Do this: Gather every line of the records that contains the string "Патенты", with case counting, and copy each one.

(Boxed element entries)
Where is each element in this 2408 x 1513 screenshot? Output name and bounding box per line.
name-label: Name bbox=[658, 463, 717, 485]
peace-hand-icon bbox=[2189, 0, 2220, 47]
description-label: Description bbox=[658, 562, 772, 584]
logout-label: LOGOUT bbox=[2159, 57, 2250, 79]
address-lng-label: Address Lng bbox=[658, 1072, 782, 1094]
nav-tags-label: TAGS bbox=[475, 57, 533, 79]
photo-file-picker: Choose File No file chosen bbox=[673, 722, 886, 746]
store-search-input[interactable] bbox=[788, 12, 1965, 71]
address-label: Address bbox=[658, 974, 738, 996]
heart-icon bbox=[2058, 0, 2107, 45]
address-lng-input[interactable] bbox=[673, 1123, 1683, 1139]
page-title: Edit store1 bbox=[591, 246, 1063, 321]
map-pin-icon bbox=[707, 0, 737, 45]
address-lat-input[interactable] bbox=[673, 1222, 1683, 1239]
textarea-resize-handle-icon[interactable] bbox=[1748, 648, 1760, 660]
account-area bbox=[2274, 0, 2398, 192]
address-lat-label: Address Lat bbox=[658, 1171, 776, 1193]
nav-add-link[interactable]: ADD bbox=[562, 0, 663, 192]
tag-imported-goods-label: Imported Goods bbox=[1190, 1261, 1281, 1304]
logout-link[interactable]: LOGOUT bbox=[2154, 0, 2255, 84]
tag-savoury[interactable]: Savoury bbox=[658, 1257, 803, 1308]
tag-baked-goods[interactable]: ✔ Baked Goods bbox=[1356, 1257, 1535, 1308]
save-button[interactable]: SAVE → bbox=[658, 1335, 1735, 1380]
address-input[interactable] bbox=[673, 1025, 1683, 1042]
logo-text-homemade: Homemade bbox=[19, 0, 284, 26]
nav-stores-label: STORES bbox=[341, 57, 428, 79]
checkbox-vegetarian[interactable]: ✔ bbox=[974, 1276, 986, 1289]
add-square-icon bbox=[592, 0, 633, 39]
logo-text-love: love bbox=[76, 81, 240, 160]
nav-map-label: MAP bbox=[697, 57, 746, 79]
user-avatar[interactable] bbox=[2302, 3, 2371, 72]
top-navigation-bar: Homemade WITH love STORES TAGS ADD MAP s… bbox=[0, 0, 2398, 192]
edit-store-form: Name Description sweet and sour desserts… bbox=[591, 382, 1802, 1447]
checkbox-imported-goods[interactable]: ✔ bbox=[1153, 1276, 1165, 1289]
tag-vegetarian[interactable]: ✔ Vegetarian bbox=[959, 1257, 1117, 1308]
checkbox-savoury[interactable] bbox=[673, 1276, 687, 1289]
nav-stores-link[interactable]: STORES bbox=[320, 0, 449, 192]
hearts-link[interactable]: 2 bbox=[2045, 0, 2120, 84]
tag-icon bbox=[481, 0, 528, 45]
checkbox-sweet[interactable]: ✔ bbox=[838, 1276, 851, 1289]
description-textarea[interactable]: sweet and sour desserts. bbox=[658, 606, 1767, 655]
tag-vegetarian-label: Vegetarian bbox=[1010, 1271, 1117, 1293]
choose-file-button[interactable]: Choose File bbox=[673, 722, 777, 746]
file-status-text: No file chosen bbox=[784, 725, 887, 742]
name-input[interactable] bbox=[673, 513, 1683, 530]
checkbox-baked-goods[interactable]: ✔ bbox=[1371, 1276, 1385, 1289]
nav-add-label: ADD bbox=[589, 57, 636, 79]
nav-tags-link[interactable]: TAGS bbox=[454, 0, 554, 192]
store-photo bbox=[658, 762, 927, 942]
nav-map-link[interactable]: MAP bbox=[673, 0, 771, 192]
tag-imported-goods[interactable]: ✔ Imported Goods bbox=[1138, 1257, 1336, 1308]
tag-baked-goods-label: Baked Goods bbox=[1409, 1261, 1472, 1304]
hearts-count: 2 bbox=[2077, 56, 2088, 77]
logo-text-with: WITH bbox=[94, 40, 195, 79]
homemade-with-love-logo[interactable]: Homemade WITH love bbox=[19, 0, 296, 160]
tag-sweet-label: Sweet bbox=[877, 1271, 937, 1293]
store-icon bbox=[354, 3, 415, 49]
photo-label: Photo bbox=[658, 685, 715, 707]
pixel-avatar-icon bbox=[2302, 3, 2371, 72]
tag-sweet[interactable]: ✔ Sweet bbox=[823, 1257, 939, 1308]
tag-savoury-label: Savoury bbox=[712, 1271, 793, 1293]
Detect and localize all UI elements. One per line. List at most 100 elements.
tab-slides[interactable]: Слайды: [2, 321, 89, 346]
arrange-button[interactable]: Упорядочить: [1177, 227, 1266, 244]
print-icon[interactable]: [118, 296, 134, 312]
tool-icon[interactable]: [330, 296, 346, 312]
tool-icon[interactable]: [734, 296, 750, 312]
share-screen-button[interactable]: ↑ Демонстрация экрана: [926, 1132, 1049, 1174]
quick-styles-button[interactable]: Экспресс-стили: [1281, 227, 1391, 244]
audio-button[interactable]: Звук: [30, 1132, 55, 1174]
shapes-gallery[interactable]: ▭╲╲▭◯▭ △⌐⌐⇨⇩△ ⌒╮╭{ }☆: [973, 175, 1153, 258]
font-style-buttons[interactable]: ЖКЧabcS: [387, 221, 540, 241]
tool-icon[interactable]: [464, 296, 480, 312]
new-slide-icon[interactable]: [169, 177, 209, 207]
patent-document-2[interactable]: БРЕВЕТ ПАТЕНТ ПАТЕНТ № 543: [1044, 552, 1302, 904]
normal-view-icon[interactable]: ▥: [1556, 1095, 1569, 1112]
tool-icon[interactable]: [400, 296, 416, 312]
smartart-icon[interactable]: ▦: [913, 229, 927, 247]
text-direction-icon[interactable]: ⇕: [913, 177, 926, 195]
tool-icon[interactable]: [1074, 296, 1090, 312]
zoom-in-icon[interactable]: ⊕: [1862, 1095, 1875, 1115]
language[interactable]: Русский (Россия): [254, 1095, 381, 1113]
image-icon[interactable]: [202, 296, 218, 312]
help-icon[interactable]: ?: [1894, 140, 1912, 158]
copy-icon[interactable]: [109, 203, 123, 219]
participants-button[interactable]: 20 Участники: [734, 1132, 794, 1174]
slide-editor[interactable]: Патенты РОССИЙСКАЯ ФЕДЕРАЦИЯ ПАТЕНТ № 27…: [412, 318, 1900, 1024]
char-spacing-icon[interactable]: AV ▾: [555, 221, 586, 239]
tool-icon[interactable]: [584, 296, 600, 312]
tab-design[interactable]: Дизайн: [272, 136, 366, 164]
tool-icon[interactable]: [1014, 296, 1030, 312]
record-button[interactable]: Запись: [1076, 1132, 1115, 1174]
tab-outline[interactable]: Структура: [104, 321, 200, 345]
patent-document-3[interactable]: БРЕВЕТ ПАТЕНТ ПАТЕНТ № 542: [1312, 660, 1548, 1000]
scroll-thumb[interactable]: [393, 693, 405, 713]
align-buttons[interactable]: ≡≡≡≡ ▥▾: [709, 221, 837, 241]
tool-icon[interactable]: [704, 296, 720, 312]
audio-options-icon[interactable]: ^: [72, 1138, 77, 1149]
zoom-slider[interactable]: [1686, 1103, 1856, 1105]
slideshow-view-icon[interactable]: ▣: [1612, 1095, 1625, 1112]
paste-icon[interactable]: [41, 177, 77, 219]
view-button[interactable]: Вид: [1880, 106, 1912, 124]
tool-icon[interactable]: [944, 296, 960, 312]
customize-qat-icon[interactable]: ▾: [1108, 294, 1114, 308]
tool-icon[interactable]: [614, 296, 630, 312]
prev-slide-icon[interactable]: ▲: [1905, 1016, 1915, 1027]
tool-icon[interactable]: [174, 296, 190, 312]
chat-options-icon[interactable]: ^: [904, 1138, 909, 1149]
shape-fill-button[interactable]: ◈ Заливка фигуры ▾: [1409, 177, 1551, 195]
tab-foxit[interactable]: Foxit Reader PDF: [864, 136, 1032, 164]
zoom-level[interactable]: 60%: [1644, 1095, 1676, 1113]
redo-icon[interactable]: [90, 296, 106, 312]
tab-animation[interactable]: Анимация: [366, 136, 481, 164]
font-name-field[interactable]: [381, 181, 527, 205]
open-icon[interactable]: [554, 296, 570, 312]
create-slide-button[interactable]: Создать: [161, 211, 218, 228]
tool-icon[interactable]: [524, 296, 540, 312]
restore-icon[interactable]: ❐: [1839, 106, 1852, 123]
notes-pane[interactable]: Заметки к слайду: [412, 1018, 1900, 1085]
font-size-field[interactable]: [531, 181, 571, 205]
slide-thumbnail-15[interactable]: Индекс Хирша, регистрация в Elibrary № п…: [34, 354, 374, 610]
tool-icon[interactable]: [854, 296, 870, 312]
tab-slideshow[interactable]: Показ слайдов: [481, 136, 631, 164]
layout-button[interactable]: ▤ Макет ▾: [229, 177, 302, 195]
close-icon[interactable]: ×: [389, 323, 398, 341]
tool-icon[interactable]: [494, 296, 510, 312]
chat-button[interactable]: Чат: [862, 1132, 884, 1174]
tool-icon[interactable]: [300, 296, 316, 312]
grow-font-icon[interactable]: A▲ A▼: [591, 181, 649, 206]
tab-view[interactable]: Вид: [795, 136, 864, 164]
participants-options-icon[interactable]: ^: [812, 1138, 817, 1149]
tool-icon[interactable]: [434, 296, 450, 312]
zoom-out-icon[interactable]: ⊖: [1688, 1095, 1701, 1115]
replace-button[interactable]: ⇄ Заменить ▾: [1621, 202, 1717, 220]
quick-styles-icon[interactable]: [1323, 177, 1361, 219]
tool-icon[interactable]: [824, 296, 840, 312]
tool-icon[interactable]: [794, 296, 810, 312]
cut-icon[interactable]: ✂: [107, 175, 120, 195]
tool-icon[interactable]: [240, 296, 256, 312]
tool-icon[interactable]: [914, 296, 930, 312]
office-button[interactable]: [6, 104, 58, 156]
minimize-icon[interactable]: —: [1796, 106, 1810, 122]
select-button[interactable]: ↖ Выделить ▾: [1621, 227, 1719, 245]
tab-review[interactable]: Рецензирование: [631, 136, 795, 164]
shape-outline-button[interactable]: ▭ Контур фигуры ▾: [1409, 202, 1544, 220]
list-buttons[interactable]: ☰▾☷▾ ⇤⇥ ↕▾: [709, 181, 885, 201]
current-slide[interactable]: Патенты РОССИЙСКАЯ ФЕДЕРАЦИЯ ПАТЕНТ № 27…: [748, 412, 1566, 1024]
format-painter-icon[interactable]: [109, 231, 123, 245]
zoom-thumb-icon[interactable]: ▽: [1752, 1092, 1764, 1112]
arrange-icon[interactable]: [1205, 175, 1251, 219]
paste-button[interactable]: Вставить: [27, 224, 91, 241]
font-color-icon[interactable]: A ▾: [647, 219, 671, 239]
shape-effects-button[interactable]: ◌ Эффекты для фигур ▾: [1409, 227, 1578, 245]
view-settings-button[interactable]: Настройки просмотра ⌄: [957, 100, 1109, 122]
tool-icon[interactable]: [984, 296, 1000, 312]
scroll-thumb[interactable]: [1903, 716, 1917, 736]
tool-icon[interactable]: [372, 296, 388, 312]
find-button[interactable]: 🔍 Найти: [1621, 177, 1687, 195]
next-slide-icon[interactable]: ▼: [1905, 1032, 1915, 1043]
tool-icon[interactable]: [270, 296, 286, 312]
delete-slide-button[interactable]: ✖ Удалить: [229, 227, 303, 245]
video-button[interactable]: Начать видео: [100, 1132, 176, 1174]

Exercise answer:
slide-editor[interactable]: Патенты РОССИЙСКАЯ ФЕДЕРАЦИЯ ПАТЕНТ № 27…: [412, 318, 1900, 1024]
current-slide[interactable]: Патенты РОССИЙСКАЯ ФЕДЕРАЦИЯ ПАТЕНТ № 27…: [748, 412, 1566, 1024]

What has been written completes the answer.